SHORT TASK. Transcribe the listing exactly, leaving out every picture.
::::::::
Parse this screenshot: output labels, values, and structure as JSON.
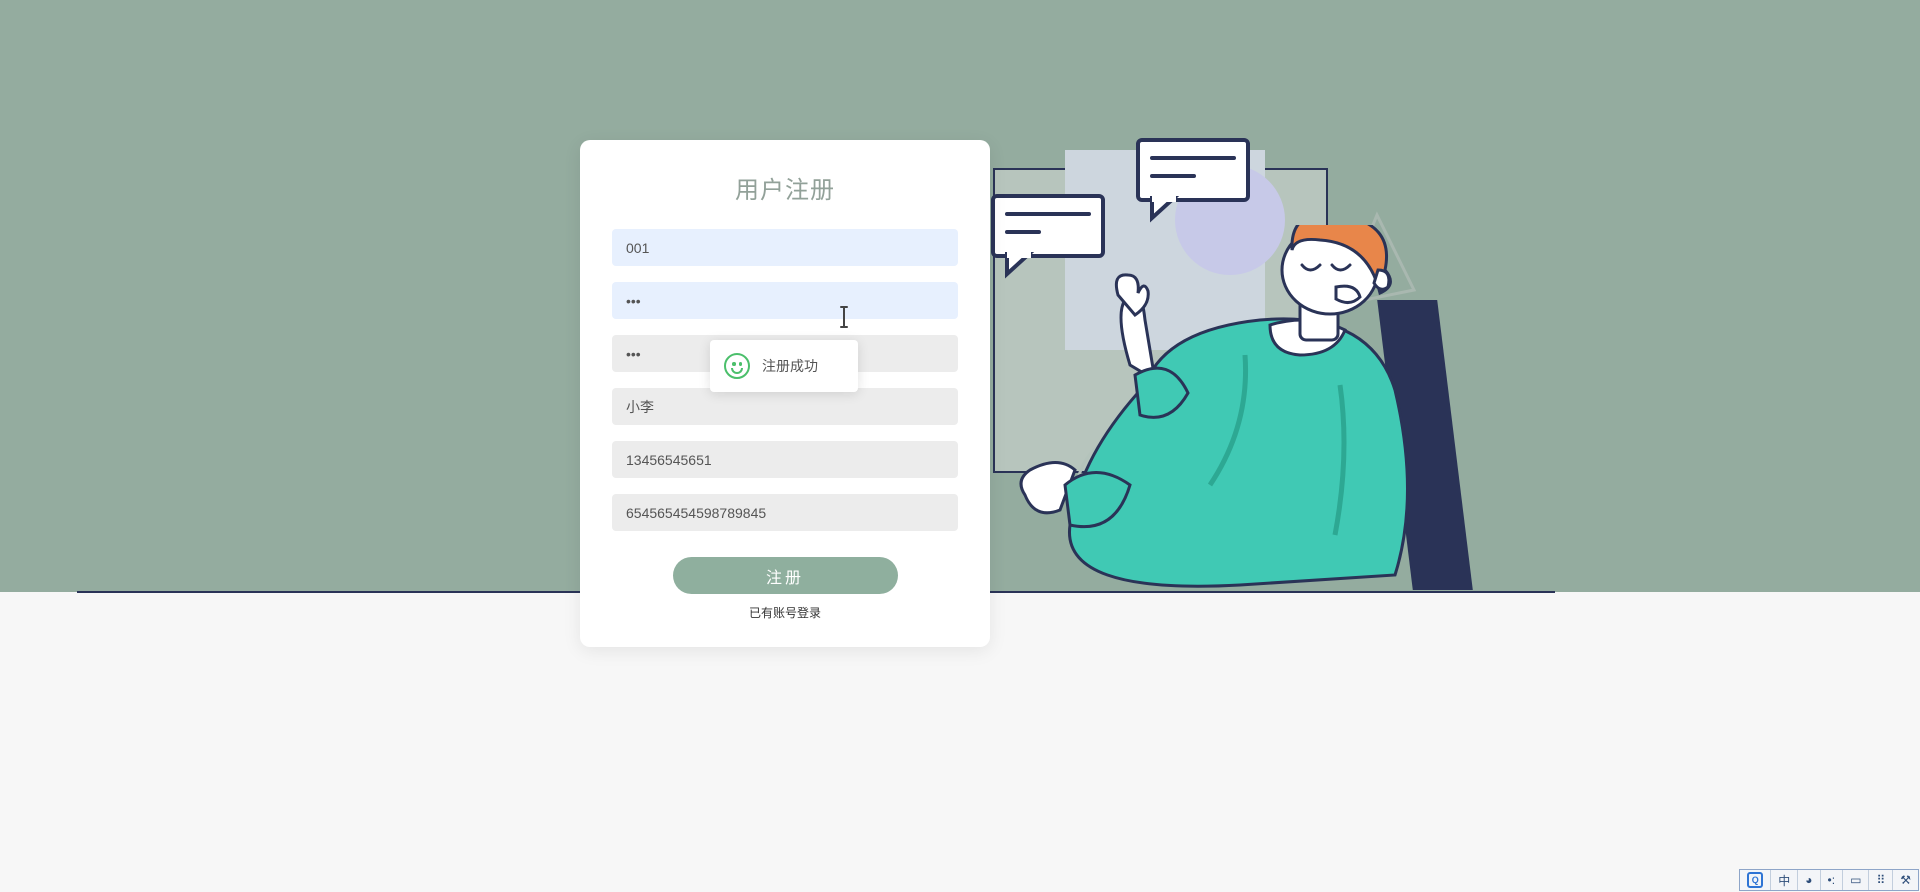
{
  "card": {
    "title": "用户注册",
    "fields": {
      "user_id": "001",
      "password": "•••",
      "confirm_password": "•••",
      "realname": "小李",
      "phone": "13456545651",
      "idcard": "654565454598789845"
    },
    "register_button": "注册",
    "login_link": "已有账号登录"
  },
  "toast": {
    "message": "注册成功"
  },
  "ime": {
    "logo_letter": "Q",
    "lang": "中",
    "punct_glyph": "◕",
    "punct_small": "•:",
    "kbd_glyph": "▭",
    "tool_glyph": "⚒"
  }
}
::::::::
SOLUTION TO THIS PROBLEM.
Parse this screenshot: output labels, values, and structure as JSON.
{
  "card": {
    "title": "用户注册",
    "fields": {
      "user_id": "001",
      "password": "•••",
      "confirm_password": "•••",
      "realname": "小李",
      "phone": "13456545651",
      "idcard": "654565454598789845"
    },
    "register_button": "注册",
    "login_link": "已有账号登录"
  },
  "toast": {
    "message": "注册成功"
  },
  "ime": {
    "logo_letter": "Q",
    "lang": "中",
    "punct_glyph": "◕",
    "punct_small": "•:",
    "kbd_glyph": "▭",
    "tool_glyph": "⚒"
  }
}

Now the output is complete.